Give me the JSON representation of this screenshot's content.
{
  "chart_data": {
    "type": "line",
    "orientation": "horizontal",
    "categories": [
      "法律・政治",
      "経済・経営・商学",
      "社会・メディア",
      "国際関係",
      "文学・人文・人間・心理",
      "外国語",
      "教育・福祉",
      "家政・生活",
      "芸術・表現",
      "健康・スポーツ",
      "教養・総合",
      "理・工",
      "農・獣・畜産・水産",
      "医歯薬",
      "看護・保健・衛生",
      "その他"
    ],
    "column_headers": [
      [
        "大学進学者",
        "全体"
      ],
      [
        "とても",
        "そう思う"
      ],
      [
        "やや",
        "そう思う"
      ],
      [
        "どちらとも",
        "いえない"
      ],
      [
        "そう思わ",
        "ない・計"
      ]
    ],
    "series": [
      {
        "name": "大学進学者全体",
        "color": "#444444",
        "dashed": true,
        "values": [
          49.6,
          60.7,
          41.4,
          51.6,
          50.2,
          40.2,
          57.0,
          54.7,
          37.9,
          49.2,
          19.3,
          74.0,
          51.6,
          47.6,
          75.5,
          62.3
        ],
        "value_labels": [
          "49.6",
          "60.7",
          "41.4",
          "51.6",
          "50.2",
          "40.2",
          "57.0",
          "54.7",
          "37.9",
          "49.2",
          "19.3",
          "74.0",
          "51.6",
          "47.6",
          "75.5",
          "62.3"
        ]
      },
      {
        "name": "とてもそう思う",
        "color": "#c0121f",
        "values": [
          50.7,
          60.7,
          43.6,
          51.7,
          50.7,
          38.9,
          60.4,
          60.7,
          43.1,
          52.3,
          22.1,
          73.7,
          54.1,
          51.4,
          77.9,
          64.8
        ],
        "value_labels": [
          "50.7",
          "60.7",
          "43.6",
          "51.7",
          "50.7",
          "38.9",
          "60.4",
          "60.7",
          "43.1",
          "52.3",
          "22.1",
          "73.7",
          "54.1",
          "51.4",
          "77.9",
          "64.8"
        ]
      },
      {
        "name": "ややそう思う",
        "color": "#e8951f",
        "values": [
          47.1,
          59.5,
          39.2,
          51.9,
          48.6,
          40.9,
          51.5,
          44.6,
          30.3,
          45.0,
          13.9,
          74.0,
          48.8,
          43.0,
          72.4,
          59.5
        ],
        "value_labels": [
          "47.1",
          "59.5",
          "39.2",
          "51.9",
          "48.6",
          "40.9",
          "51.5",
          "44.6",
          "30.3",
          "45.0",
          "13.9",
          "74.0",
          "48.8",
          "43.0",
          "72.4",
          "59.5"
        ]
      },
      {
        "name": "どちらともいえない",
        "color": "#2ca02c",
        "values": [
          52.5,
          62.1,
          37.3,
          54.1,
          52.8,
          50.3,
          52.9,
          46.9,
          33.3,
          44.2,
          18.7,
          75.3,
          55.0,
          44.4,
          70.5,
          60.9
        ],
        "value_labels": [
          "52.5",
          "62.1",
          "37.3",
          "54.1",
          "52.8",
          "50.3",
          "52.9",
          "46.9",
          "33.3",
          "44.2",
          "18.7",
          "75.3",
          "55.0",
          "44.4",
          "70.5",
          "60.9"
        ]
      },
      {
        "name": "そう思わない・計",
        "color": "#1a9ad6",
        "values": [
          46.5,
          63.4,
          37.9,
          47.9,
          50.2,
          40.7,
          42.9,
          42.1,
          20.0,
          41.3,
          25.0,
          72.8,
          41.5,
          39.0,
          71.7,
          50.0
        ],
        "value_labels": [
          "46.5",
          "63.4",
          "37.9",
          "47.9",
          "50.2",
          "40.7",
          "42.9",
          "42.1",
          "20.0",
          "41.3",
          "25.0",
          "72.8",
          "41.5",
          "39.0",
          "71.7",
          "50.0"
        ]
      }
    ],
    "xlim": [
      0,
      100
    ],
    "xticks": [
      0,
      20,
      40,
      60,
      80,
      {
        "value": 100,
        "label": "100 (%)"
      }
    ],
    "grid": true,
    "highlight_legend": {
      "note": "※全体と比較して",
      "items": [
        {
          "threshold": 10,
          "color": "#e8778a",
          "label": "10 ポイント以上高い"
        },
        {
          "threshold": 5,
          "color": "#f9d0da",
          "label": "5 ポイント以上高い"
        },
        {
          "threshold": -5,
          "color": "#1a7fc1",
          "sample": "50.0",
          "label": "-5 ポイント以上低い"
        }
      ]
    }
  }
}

Direction
Write the complete data out, exactly as above.

The answer
Give me the JSON representation of this screenshot's content.
{
  "chart_data": {
    "type": "line",
    "orientation": "horizontal",
    "categories": [
      "法律・政治",
      "経済・経営・商学",
      "社会・メディア",
      "国際関係",
      "文学・人文・人間・心理",
      "外国語",
      "教育・福祉",
      "家政・生活",
      "芸術・表現",
      "健康・スポーツ",
      "教養・総合",
      "理・工",
      "農・獣・畜産・水産",
      "医歯薬",
      "看護・保健・衛生",
      "その他"
    ],
    "column_headers": [
      [
        "大学進学者",
        "全体"
      ],
      [
        "とても",
        "そう思う"
      ],
      [
        "やや",
        "そう思う"
      ],
      [
        "どちらとも",
        "いえない"
      ],
      [
        "そう思わ",
        "ない・計"
      ]
    ],
    "series": [
      {
        "name": "大学進学者全体",
        "color": "#444444",
        "dashed": true,
        "values": [
          49.6,
          60.7,
          41.4,
          51.6,
          50.2,
          40.2,
          57.0,
          54.7,
          37.9,
          49.2,
          19.3,
          74.0,
          51.6,
          47.6,
          75.5,
          62.3
        ],
        "value_labels": [
          "49.6",
          "60.7",
          "41.4",
          "51.6",
          "50.2",
          "40.2",
          "57.0",
          "54.7",
          "37.9",
          "49.2",
          "19.3",
          "74.0",
          "51.6",
          "47.6",
          "75.5",
          "62.3"
        ]
      },
      {
        "name": "とてもそう思う",
        "color": "#c0121f",
        "values": [
          50.7,
          60.7,
          43.6,
          51.7,
          50.7,
          38.9,
          60.4,
          60.7,
          43.1,
          52.3,
          22.1,
          73.7,
          54.1,
          51.4,
          77.9,
          64.8
        ],
        "value_labels": [
          "50.7",
          "60.7",
          "43.6",
          "51.7",
          "50.7",
          "38.9",
          "60.4",
          "60.7",
          "43.1",
          "52.3",
          "22.1",
          "73.7",
          "54.1",
          "51.4",
          "77.9",
          "64.8"
        ]
      },
      {
        "name": "ややそう思う",
        "color": "#e8951f",
        "values": [
          47.1,
          59.5,
          39.2,
          51.9,
          48.6,
          40.9,
          51.5,
          44.6,
          30.3,
          45.0,
          13.9,
          74.0,
          48.8,
          43.0,
          72.4,
          59.5
        ],
        "value_labels": [
          "47.1",
          "59.5",
          "39.2",
          "51.9",
          "48.6",
          "40.9",
          "51.5",
          "44.6",
          "30.3",
          "45.0",
          "13.9",
          "74.0",
          "48.8",
          "43.0",
          "72.4",
          "59.5"
        ]
      },
      {
        "name": "どちらともいえない",
        "color": "#2ca02c",
        "values": [
          52.5,
          62.1,
          37.3,
          54.1,
          52.8,
          50.3,
          52.9,
          46.9,
          33.3,
          44.2,
          18.7,
          75.3,
          55.0,
          44.4,
          70.5,
          60.9
        ],
        "value_labels": [
          "52.5",
          "62.1",
          "37.3",
          "54.1",
          "52.8",
          "50.3",
          "52.9",
          "46.9",
          "33.3",
          "44.2",
          "18.7",
          "75.3",
          "55.0",
          "44.4",
          "70.5",
          "60.9"
        ]
      },
      {
        "name": "そう思わない・計",
        "color": "#1a9ad6",
        "values": [
          46.5,
          63.4,
          37.9,
          47.9,
          50.2,
          40.7,
          42.9,
          42.1,
          20.0,
          41.3,
          25.0,
          72.8,
          41.5,
          39.0,
          71.7,
          50.0
        ],
        "value_labels": [
          "46.5",
          "63.4",
          "37.9",
          "47.9",
          "50.2",
          "40.7",
          "42.9",
          "42.1",
          "20.0",
          "41.3",
          "25.0",
          "72.8",
          "41.5",
          "39.0",
          "71.7",
          "50.0"
        ]
      }
    ],
    "xlim": [
      0,
      100
    ],
    "xticks": [
      0,
      20,
      40,
      60,
      80,
      {
        "value": 100,
        "label": "100 (%)"
      }
    ],
    "grid": true,
    "highlight_legend": {
      "note": "※全体と比較して",
      "items": [
        {
          "threshold": 10,
          "color": "#e8778a",
          "label": "10 ポイント以上高い"
        },
        {
          "threshold": 5,
          "color": "#f9d0da",
          "label": "5 ポイント以上高い"
        },
        {
          "threshold": -5,
          "color": "#1a7fc1",
          "sample": "50.0",
          "label": "-5 ポイント以上低い"
        }
      ]
    }
  }
}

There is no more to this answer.